GIVEN EXERCISE. Find the string "extrude" in the data, then copy every line where it is found.

-- Begin DATA SHOWN --

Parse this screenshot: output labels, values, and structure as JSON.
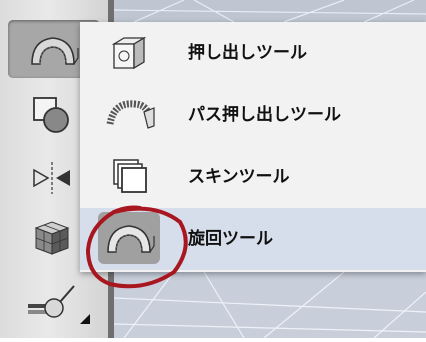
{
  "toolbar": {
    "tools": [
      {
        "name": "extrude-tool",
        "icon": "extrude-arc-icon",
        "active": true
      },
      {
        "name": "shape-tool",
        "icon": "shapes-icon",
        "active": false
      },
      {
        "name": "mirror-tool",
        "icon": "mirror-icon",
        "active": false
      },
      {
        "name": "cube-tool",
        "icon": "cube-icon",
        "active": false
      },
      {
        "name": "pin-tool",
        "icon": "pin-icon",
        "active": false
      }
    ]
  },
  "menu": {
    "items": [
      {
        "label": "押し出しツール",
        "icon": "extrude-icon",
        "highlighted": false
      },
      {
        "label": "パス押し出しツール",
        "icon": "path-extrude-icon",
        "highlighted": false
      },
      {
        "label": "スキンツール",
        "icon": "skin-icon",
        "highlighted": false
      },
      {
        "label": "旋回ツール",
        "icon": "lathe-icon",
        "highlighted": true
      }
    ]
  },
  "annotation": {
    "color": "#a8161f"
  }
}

-- End DATA SHOWN --

COMPLETE ANSWER.
        "name": "extrude-tool",
        "icon": "extrude-arc-icon",
        "icon": "extrude-icon",
        "icon": "path-extrude-icon",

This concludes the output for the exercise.